[Saved entries]
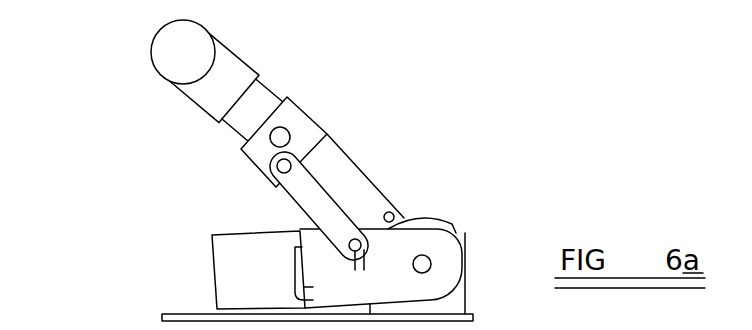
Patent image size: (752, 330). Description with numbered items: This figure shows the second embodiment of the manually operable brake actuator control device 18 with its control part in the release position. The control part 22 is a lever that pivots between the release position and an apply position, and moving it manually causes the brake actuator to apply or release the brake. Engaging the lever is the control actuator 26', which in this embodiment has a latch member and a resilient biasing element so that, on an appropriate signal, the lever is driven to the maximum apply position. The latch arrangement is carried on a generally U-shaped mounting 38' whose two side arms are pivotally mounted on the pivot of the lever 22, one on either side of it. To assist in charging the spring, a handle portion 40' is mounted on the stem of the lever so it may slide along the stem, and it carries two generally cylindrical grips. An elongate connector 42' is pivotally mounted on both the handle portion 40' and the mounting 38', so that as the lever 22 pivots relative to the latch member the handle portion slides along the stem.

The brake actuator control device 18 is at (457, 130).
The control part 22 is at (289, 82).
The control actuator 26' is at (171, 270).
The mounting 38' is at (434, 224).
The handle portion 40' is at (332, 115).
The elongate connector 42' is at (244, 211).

[EXERCISE TASK]: State how many lines of the records contain the string "handle", counting only matches with the same case, and give only the number.

[TASK RESPONSE]: 2